━━ Dataset extract ━━
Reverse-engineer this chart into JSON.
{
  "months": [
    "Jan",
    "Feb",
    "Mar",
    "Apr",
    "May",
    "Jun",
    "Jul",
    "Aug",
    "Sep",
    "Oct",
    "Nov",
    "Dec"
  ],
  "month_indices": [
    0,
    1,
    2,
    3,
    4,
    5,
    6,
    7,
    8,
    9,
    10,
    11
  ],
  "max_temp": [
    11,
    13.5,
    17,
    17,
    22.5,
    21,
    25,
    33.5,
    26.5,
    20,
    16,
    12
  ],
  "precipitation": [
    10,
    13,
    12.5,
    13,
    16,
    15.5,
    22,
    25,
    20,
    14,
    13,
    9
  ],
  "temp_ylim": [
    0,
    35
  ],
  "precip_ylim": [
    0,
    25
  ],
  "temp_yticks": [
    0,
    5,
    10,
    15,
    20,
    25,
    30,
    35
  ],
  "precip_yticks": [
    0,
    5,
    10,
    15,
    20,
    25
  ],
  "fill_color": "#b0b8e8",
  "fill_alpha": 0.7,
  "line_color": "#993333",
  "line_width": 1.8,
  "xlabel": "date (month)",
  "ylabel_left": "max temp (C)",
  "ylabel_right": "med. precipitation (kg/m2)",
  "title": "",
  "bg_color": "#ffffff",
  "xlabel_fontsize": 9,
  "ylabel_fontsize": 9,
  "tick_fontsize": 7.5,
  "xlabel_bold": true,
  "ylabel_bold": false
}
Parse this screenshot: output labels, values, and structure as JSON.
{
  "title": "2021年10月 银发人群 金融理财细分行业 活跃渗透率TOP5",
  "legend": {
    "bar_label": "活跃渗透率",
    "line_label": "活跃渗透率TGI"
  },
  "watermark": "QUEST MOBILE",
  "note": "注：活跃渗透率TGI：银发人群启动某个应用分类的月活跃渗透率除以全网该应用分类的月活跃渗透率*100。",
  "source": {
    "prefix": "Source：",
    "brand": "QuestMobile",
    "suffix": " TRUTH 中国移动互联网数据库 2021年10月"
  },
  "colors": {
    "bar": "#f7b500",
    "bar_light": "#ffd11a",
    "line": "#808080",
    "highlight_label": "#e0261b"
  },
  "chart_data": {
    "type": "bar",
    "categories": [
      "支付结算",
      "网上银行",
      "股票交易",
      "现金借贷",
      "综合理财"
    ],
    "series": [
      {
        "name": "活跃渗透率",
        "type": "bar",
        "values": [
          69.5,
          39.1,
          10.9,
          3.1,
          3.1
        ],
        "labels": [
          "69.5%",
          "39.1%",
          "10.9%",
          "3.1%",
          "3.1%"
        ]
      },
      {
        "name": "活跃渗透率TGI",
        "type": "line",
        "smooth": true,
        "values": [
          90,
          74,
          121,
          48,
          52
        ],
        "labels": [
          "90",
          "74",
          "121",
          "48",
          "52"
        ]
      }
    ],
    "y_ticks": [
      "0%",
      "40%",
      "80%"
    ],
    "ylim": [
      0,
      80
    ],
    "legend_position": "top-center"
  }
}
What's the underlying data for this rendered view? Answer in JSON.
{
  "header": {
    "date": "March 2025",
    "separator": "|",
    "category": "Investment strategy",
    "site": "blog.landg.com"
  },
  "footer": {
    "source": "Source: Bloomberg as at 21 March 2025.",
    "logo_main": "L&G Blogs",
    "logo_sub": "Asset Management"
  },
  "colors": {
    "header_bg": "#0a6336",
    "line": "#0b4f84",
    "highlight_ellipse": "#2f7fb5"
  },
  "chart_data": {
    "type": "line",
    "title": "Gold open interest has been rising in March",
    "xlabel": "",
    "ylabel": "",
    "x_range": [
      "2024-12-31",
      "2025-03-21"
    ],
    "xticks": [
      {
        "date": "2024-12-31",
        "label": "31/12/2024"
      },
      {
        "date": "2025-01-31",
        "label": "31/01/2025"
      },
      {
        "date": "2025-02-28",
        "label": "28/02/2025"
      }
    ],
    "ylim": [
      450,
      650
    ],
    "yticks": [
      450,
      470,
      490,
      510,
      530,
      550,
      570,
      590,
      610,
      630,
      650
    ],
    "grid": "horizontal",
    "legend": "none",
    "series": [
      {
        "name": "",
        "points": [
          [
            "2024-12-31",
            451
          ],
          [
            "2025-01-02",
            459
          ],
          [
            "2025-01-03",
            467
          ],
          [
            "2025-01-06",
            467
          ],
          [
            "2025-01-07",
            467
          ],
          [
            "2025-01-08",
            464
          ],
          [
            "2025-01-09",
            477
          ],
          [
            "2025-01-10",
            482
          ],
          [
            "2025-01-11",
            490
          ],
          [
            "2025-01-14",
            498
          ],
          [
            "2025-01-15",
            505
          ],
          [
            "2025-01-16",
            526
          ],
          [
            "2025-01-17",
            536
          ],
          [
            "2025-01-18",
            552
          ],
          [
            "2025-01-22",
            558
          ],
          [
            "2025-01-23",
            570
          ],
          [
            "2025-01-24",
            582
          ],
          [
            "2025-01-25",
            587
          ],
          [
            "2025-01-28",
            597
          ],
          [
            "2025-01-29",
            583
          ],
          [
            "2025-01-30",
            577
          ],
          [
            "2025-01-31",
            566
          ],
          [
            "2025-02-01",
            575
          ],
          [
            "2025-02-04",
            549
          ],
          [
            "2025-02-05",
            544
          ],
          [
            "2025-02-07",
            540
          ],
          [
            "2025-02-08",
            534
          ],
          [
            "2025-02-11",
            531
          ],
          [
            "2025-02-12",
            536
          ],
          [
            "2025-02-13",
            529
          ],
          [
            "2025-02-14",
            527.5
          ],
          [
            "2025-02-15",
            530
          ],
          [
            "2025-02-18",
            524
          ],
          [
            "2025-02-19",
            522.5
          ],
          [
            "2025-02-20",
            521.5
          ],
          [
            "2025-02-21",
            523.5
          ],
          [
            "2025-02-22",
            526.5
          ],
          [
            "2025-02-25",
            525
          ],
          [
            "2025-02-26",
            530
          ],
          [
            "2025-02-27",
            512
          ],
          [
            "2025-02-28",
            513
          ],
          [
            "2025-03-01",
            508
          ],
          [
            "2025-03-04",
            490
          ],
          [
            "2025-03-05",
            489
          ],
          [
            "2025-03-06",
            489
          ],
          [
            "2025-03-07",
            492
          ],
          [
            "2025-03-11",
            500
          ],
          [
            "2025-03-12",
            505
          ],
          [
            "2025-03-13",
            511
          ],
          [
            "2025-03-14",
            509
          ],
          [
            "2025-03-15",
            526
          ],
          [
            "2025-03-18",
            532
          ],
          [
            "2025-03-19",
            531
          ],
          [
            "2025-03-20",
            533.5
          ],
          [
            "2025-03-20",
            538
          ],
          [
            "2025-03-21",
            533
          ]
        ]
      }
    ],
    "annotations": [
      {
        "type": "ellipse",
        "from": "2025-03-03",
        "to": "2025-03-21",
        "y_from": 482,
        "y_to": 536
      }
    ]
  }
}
━━━
What you are asked to do => Using the listing above, please repeat every entry exactly.

Correct result =>
Reverse-engineer this chart into JSON.
{
  "months": [
    "Jan",
    "Feb",
    "Mar",
    "Apr",
    "May",
    "Jun",
    "Jul",
    "Aug",
    "Sep",
    "Oct",
    "Nov",
    "Dec"
  ],
  "month_indices": [
    0,
    1,
    2,
    3,
    4,
    5,
    6,
    7,
    8,
    9,
    10,
    11
  ],
  "max_temp": [
    11,
    13.5,
    17,
    17,
    22.5,
    21,
    25,
    33.5,
    26.5,
    20,
    16,
    12
  ],
  "precipitation": [
    10,
    13,
    12.5,
    13,
    16,
    15.5,
    22,
    25,
    20,
    14,
    13,
    9
  ],
  "temp_ylim": [
    0,
    35
  ],
  "precip_ylim": [
    0,
    25
  ],
  "temp_yticks": [
    0,
    5,
    10,
    15,
    20,
    25,
    30,
    35
  ],
  "precip_yticks": [
    0,
    5,
    10,
    15,
    20,
    25
  ],
  "fill_color": "#b0b8e8",
  "fill_alpha": 0.7,
  "line_color": "#993333",
  "line_width": 1.8,
  "xlabel": "date (month)",
  "ylabel_left": "max temp (C)",
  "ylabel_right": "med. precipitation (kg/m2)",
  "title": "",
  "bg_color": "#ffffff",
  "xlabel_fontsize": 9,
  "ylabel_fontsize": 9,
  "tick_fontsize": 7.5,
  "xlabel_bold": true,
  "ylabel_bold": false
}
Parse this screenshot: output labels, values, and structure as JSON.
{
  "title": "2021年10月 银发人群 金融理财细分行业 活跃渗透率TOP5",
  "legend": {
    "bar_label": "活跃渗透率",
    "line_label": "活跃渗透率TGI"
  },
  "watermark": "QUEST MOBILE",
  "note": "注：活跃渗透率TGI：银发人群启动某个应用分类的月活跃渗透率除以全网该应用分类的月活跃渗透率*100。",
  "source": {
    "prefix": "Source：",
    "brand": "QuestMobile",
    "suffix": " TRUTH 中国移动互联网数据库 2021年10月"
  },
  "colors": {
    "bar": "#f7b500",
    "bar_light": "#ffd11a",
    "line": "#808080",
    "highlight_label": "#e0261b"
  },
  "chart_data": {
    "type": "bar",
    "categories": [
      "支付结算",
      "网上银行",
      "股票交易",
      "现金借贷",
      "综合理财"
    ],
    "series": [
      {
        "name": "活跃渗透率",
        "type": "bar",
        "values": [
          69.5,
          39.1,
          10.9,
          3.1,
          3.1
        ],
        "labels": [
          "69.5%",
          "39.1%",
          "10.9%",
          "3.1%",
          "3.1%"
        ]
      },
      {
        "name": "活跃渗透率TGI",
        "type": "line",
        "smooth": true,
        "values": [
          90,
          74,
          121,
          48,
          52
        ],
        "labels": [
          "90",
          "74",
          "121",
          "48",
          "52"
        ]
      }
    ],
    "y_ticks": [
      "0%",
      "40%",
      "80%"
    ],
    "ylim": [
      0,
      80
    ],
    "legend_position": "top-center"
  }
}
What's the underlying data for this rendered view? Answer in JSON.
{
  "header": {
    "date": "March 2025",
    "separator": "|",
    "category": "Investment strategy",
    "site": "blog.landg.com"
  },
  "footer": {
    "source": "Source: Bloomberg as at 21 March 2025.",
    "logo_main": "L&G Blogs",
    "logo_sub": "Asset Management"
  },
  "colors": {
    "header_bg": "#0a6336",
    "line": "#0b4f84",
    "highlight_ellipse": "#2f7fb5"
  },
  "chart_data": {
    "type": "line",
    "title": "Gold open interest has been rising in March",
    "xlabel": "",
    "ylabel": "",
    "x_range": [
      "2024-12-31",
      "2025-03-21"
    ],
    "xticks": [
      {
        "date": "2024-12-31",
        "label": "31/12/2024"
      },
      {
        "date": "2025-01-31",
        "label": "31/01/2025"
      },
      {
        "date": "2025-02-28",
        "label": "28/02/2025"
      }
    ],
    "ylim": [
      450,
      650
    ],
    "yticks": [
      450,
      470,
      490,
      510,
      530,
      550,
      570,
      590,
      610,
      630,
      650
    ],
    "grid": "horizontal",
    "legend": "none",
    "series": [
      {
        "name": "",
        "points": [
          [
            "2024-12-31",
            451
          ],
          [
            "2025-01-02",
            459
          ],
          [
            "2025-01-03",
            467
          ],
          [
            "2025-01-06",
            467
          ],
          [
            "2025-01-07",
            467
          ],
          [
            "2025-01-08",
            464
          ],
          [
            "2025-01-09",
            477
          ],
          [
            "2025-01-10",
            482
          ],
          [
            "2025-01-11",
            490
          ],
          [
            "2025-01-14",
            498
          ],
          [
            "2025-01-15",
            505
          ],
          [
            "2025-01-16",
            526
          ],
          [
            "2025-01-17",
            536
          ],
          [
            "2025-01-18",
            552
          ],
          [
            "2025-01-22",
            558
          ],
          [
            "2025-01-23",
            570
          ],
          [
            "2025-01-24",
            582
          ],
          [
            "2025-01-25",
            587
          ],
          [
            "2025-01-28",
            597
          ],
          [
            "2025-01-29",
            583
          ],
          [
            "2025-01-30",
            577
          ],
          [
            "2025-01-31",
            566
          ],
          [
            "2025-02-01",
            575
          ],
          [
            "2025-02-04",
            549
          ],
          [
            "2025-02-05",
            544
          ],
          [
            "2025-02-07",
            540
          ],
          [
            "2025-02-08",
            534
          ],
          [
            "2025-02-11",
            531
          ],
          [
            "2025-02-12",
            536
          ],
          [
            "2025-02-13",
            529
          ],
          [
            "2025-02-14",
            527.5
          ],
          [
            "2025-02-15",
            530
          ],
          [
            "2025-02-18",
            524
          ],
          [
            "2025-02-19",
            522.5
          ],
          [
            "2025-02-20",
            521.5
          ],
          [
            "2025-02-21",
            523.5
          ],
          [
            "2025-02-22",
            526.5
          ],
          [
            "2025-02-25",
            525
          ],
          [
            "2025-02-26",
            530
          ],
          [
            "2025-02-27",
            512
          ],
          [
            "2025-02-28",
            513
          ],
          [
            "2025-03-01",
            508
          ],
          [
            "2025-03-04",
            490
          ],
          [
            "2025-03-05",
            489
          ],
          [
            "2025-03-06",
            489
          ],
          [
            "2025-03-07",
            492
          ],
          [
            "2025-03-11",
            500
          ],
          [
            "2025-03-12",
            505
          ],
          [
            "2025-03-13",
            511
          ],
          [
            "2025-03-14",
            509
          ],
          [
            "2025-03-15",
            526
          ],
          [
            "2025-03-18",
            532
          ],
          [
            "2025-03-19",
            531
          ],
          [
            "2025-03-20",
            533.5
          ],
          [
            "2025-03-20",
            538
          ],
          [
            "2025-03-21",
            533
          ]
        ]
      }
    ],
    "annotations": [
      {
        "type": "ellipse",
        "from": "2025-03-03",
        "to": "2025-03-21",
        "y_from": 482,
        "y_to": 536
      }
    ]
  }
}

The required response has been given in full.